═════ MATERIALS PROVIDED

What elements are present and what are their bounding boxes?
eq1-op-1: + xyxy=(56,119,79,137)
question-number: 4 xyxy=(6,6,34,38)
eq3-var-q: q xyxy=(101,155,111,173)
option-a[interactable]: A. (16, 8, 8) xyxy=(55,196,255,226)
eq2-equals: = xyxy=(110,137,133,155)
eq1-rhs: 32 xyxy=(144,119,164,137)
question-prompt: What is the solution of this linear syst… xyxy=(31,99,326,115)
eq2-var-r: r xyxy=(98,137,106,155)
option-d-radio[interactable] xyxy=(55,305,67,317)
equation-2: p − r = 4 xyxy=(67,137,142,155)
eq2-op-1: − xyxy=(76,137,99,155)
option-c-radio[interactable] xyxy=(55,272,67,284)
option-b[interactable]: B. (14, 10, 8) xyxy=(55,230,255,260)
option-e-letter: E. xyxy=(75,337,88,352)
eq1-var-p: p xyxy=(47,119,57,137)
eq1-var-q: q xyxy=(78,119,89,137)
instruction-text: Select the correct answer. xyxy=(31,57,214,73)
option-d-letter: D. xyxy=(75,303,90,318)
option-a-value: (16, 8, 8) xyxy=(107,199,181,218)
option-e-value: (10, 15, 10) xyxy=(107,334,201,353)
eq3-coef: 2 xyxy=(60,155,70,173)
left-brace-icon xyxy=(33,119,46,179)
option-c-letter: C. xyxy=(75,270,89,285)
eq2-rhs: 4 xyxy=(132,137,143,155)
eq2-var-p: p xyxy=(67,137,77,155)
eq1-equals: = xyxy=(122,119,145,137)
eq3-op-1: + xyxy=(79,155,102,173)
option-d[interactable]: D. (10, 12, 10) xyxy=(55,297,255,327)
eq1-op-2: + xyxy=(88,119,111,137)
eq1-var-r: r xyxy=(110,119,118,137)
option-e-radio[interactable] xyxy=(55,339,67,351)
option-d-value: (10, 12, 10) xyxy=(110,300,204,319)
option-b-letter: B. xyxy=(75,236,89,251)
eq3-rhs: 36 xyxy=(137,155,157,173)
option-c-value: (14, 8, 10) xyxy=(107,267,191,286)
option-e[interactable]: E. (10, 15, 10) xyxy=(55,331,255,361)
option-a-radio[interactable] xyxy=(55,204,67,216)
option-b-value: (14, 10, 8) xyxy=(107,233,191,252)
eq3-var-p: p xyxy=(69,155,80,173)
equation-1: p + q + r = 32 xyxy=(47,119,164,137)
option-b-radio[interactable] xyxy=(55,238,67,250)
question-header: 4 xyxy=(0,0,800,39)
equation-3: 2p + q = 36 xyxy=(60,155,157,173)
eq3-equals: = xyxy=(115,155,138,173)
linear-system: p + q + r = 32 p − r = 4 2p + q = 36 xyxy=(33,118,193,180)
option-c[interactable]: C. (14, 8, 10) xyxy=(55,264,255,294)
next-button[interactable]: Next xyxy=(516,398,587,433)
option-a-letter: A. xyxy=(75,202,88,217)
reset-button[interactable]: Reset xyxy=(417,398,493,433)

══════════

CHALLENGE:
Reproduce the data above line for line, with no changes.

REPLY TO THE EXERCISE:
What elements are present and what are their bounding boxes?
eq1-op-1: + xyxy=(56,119,79,137)
question-number: 4 xyxy=(6,6,34,38)
eq3-var-q: q xyxy=(101,155,111,173)
option-a[interactable]: A. (16, 8, 8) xyxy=(55,196,255,226)
eq2-equals: = xyxy=(110,137,133,155)
eq1-rhs: 32 xyxy=(144,119,164,137)
question-prompt: What is the solution of this linear syst… xyxy=(31,99,326,115)
eq2-var-r: r xyxy=(98,137,106,155)
option-d-radio[interactable] xyxy=(55,305,67,317)
equation-2: p − r = 4 xyxy=(67,137,142,155)
eq2-op-1: − xyxy=(76,137,99,155)
option-c-radio[interactable] xyxy=(55,272,67,284)
option-b[interactable]: B. (14, 10, 8) xyxy=(55,230,255,260)
option-e-letter: E. xyxy=(75,337,88,352)
eq1-var-p: p xyxy=(47,119,57,137)
eq1-var-q: q xyxy=(78,119,89,137)
instruction-text: Select the correct answer. xyxy=(31,57,214,73)
option-d-letter: D. xyxy=(75,303,90,318)
option-a-value: (16, 8, 8) xyxy=(107,199,181,218)
option-e-value: (10, 15, 10) xyxy=(107,334,201,353)
eq3-coef: 2 xyxy=(60,155,70,173)
left-brace-icon xyxy=(33,119,46,179)
option-c-letter: C. xyxy=(75,270,89,285)
eq2-rhs: 4 xyxy=(132,137,143,155)
eq2-var-p: p xyxy=(67,137,77,155)
eq1-equals: = xyxy=(122,119,145,137)
eq3-op-1: + xyxy=(79,155,102,173)
option-d[interactable]: D. (10, 12, 10) xyxy=(55,297,255,327)
eq1-op-2: + xyxy=(88,119,111,137)
eq1-var-r: r xyxy=(110,119,118,137)
option-e-radio[interactable] xyxy=(55,339,67,351)
option-d-value: (10, 12, 10) xyxy=(110,300,204,319)
option-b-letter: B. xyxy=(75,236,89,251)
eq3-rhs: 36 xyxy=(137,155,157,173)
option-c-value: (14, 8, 10) xyxy=(107,267,191,286)
option-e[interactable]: E. (10, 15, 10) xyxy=(55,331,255,361)
option-a-radio[interactable] xyxy=(55,204,67,216)
option-b-value: (14, 10, 8) xyxy=(107,233,191,252)
eq3-var-p: p xyxy=(69,155,80,173)
equation-1: p + q + r = 32 xyxy=(47,119,164,137)
option-b-radio[interactable] xyxy=(55,238,67,250)
question-header: 4 xyxy=(0,0,800,39)
equation-3: 2p + q = 36 xyxy=(60,155,157,173)
eq3-equals: = xyxy=(115,155,138,173)
linear-system: p + q + r = 32 p − r = 4 2p + q = 36 xyxy=(33,118,193,180)
option-c[interactable]: C. (14, 8, 10) xyxy=(55,264,255,294)
next-button[interactable]: Next xyxy=(516,398,587,433)
option-a-letter: A. xyxy=(75,202,88,217)
reset-button[interactable]: Reset xyxy=(417,398,493,433)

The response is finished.